(EXCERTO DA FONTE)
'''

FIM DA PASSAGEM DO PORTUGUÊS POR MADRID
Este fim-de-semana chega ao fim a tarefa do melhor treinador
da actualidade no complicado mundo do futebol espanhol. E como a experiência tem provado, a vida de treinador estrangeiro em Espanha não é fácil. Bem pior, se for
um português no comando técnico do principal clube da capital espanhola.
Entre muitas das tradições madridistas sustentadas por um
histórico de títulos invulgar, o Real Madrid é também o clube do mais
exacerbado e controverso centralismo nacionalista, onde os profissionais
estrangeiros com algumas afinidades com Espanha têm vida mais difícil: se forem
jogadores, apenas são tolerados enquanto forem excepcionais, como é o caso de
C. Ronaldo; se forem treinadores, dificilmente são reconhecidos, a não ser os
originários de países que considerem superiores, como no caso de holandeses ou italianos.
Com tal presunção, são implacáveis com os melhores jogadores e técnicos
argentinos ou portugueses. Por essa excessiva defesa da sua gente, chegam a
presumir ter grandes estrelas a jogar e a treinar nas principais ligas de
futebol, como a inglesa.

'''

(DADOS RECOLHIDOS)
'''

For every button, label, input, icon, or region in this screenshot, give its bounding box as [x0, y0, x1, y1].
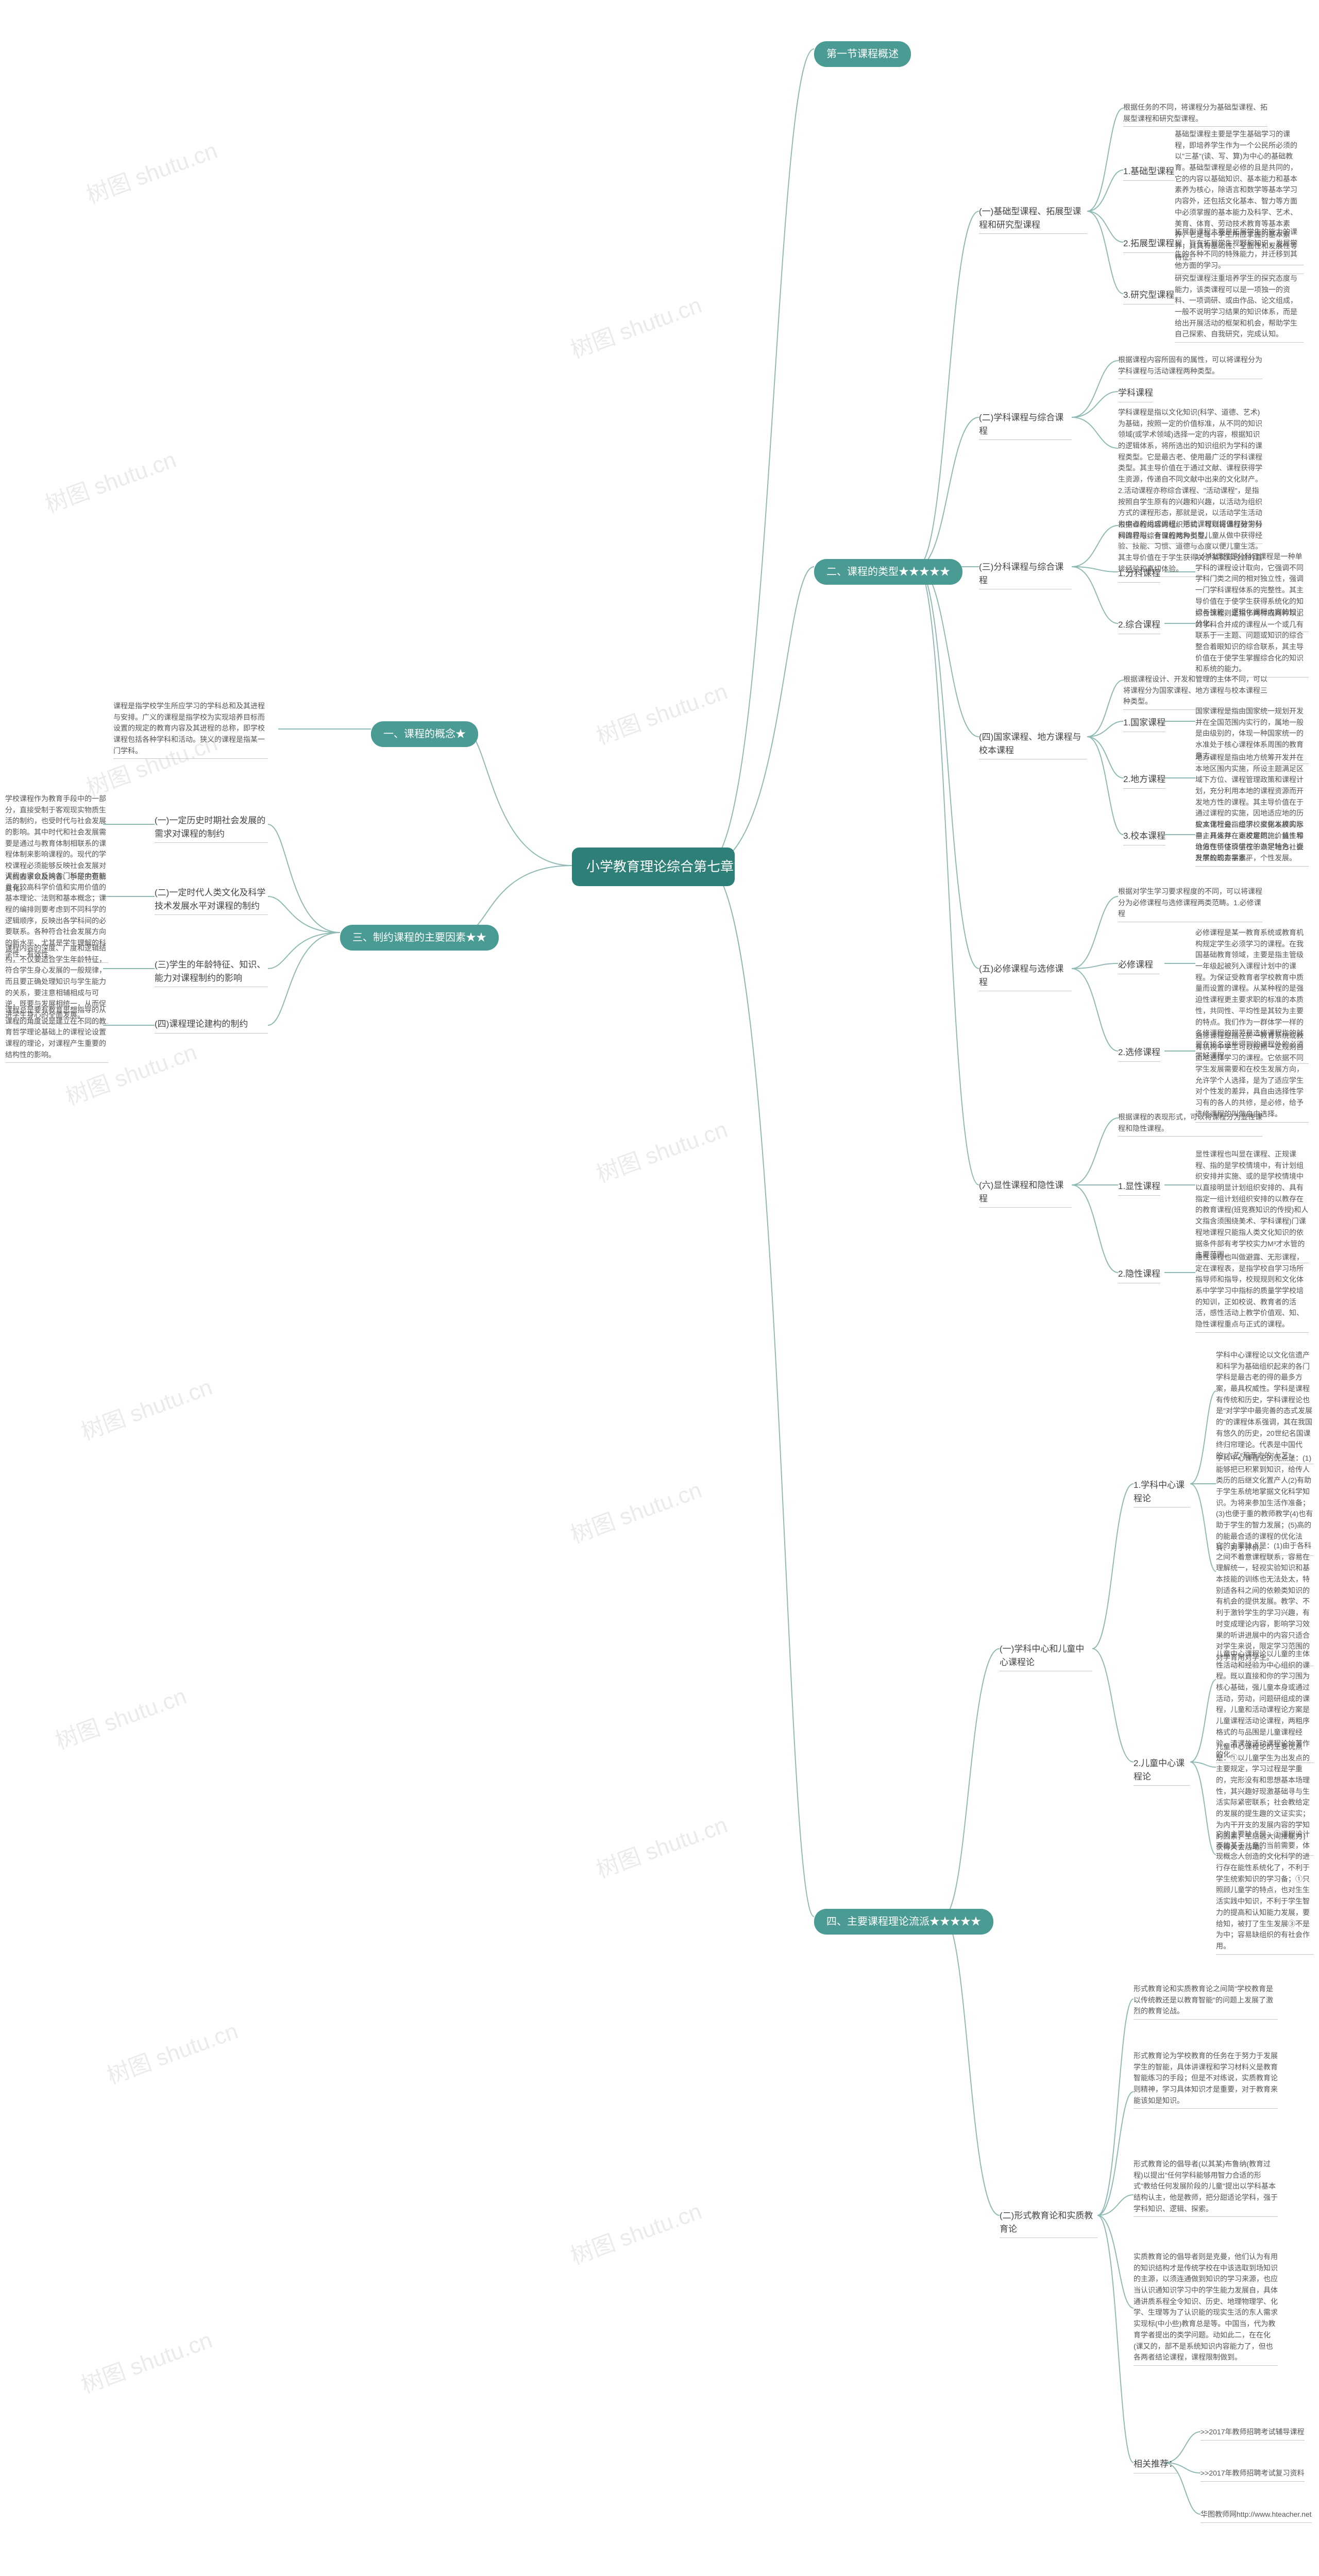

'''

(TAREFAS)
(1) Responde a estas perguntas sobre o texto do treinador português em Madrid:
(a) Quando chega ao fim a tarefa do treinador?
(b) Que jogador é dado como exemplo de estrangeiro tolerado por ser excepcional?
(c) De que nacionalidades são os treinadores que o texto diz serem reconhecidos?
(2) Prolonga o texto do treinador português em Madrid a partir do ponto em que termina.

(RESPOSTAS)
(1)
(a) Este fim-de-semana.
(b) C. Ronaldo.
(c) Holandeses ou italianos.

(2)
Para quem conheça e tenha acompanhado o percurso de José
Mourinho como treinador de excepção, teve oportunidade de verificar os
principais traços da sua personalidade, sobretudo naquilo que caracteriza a postura profissional. Não seremos excessivos se considerarmos Mourinho um homem
que mistura com todas as qualidades humanas e profissionais, quanto baste
de arrogância ou prepotência que todos os bem sucedidos no ofício da condução
de futebolistas jamais poderão dispensar. Também não será descabido referir o
imenso egocentrismo do José, capaz de descuidar a super protecção que muita
irresponsabilidade de alguns dos seus jogadores exigiria. Quanto à arrogância,
o próprio se tem encarregado de ser peremptório: todos os grandes líderes são
arrogantes (pelo menos, no caso do pontapé na bola, concordaremos). Quanto ao carácter egocêntrico, quem não reconhecer algo de fundamental que está associado ao dito
culto da personalidade está ser tendencioso. Referimo-nos aos méritos na arte
da comunicação, que tão bem domina e tão útil é à indústria futebolística. Só
que as maldades dos media não se ficaram por aqui.
Em relação à ancestral animosidade dos espanhóis para com os
portugueses, quando Mourinho chegou a Espanha já tinha toda a imprensa
castelhana munida de desconfiança e preparada para o atingir por todos os flancos.
Apesar do seu curriculum e do reconhecimento universal de que beneficiava seria
visado sem contemplações na primeira ocasião. E essa campanha iniciou depressa a
caminhada, para delícia do José e em prejuízo dos nativos. Com as insinuações e
suspeições mais desestabilizadoras, com as informações e manipulações mais deturpadoras,
os mais conhecidos e influentes jornalistas foram verbalizando continuadamente
a sua hostilidade contra o português. O mais estranho desta travessia de três
anos, sempre foi a facilidade com que um homem só, exímio na gestão do espaço
mediático que lhe pudesse corresponder, tudo conduziu como quis, contra um colectivo de profissionais da
comunicação que invariavelmente, nem conseguiram ultrapassar um sectarismo do mais
primário.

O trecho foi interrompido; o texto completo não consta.